Extracted data entries:

^^^^^^^^

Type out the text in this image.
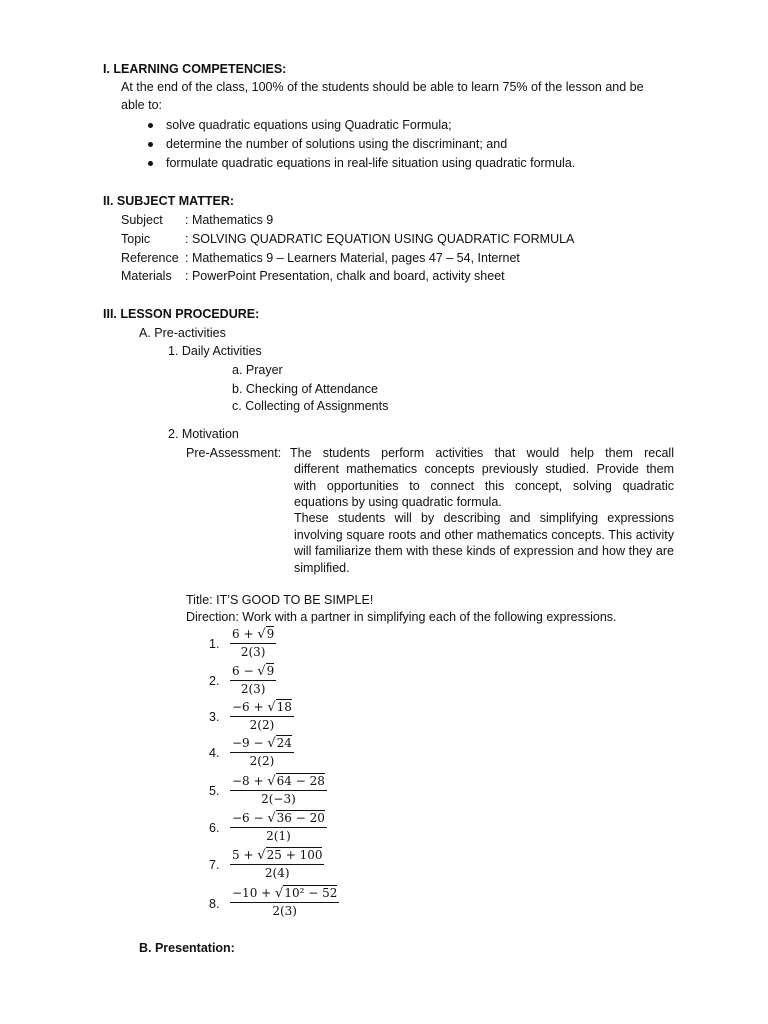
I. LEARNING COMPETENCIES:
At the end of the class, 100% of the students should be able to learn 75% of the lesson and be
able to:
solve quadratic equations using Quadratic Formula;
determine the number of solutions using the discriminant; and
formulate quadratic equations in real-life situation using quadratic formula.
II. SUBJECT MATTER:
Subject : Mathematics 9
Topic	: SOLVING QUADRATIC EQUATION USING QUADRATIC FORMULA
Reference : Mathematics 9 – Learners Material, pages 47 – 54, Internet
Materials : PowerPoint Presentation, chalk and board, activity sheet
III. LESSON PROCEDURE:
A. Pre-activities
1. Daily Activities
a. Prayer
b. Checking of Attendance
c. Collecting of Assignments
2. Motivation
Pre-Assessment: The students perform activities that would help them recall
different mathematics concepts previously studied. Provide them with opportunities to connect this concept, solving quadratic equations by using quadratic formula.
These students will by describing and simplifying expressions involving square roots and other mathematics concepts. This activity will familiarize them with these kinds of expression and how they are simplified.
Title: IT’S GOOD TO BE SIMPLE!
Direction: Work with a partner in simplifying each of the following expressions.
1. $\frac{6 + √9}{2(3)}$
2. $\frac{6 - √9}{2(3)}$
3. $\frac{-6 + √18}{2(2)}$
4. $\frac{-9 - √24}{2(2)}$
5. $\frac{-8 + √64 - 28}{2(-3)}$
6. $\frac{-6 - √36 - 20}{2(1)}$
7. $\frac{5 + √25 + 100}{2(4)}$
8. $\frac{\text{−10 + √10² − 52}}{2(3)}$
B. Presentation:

^^^^^^^^

> _TASK DESCRIPTION_: Pictures are excluded; copy every other part of the records exactly.

> _SOLUTION_:
Type out the text in this image.
I. LEARNING COMPETENCIES:
At the end of the class, 100% of the students should be able to learn 75% of the lesson and be
able to:
solve quadratic equations using Quadratic Formula;
determine the number of solutions using the discriminant; and
formulate quadratic equations in real-life situation using quadratic formula.
II. SUBJECT MATTER:
Subject : Mathematics 9
Topic	: SOLVING QUADRATIC EQUATION USING QUADRATIC FORMULA
Reference : Mathematics 9 – Learners Material, pages 47 – 54, Internet
Materials : PowerPoint Presentation, chalk and board, activity sheet
III. LESSON PROCEDURE:
A. Pre-activities
1. Daily Activities
a. Prayer
b. Checking of Attendance
c. Collecting of Assignments
2. Motivation
Pre-Assessment: The students perform activities that would help them recall
different mathematics concepts previously studied. Provide them with opportunities to connect this concept, solving quadratic equations by using quadratic formula.
These students will by describing and simplifying expressions involving square roots and other mathematics concepts. This activity will familiarize them with these kinds of expression and how they are simplified.
Title: IT’S GOOD TO BE SIMPLE!
Direction: Work with a partner in simplifying each of the following expressions.
1. $\frac{6 + √9}{2(3)}$
2. $\frac{6 - √9}{2(3)}$
3. $\frac{-6 + √18}{2(2)}$
4. $\frac{-9 - √24}{2(2)}$
5. $\frac{-8 + √64 - 28}{2(-3)}$
6. $\frac{-6 - √36 - 20}{2(1)}$
7. $\frac{5 + √25 + 100}{2(4)}$
8. $\frac{\text{−10 + √10² − 52}}{2(3)}$
B. Presentation:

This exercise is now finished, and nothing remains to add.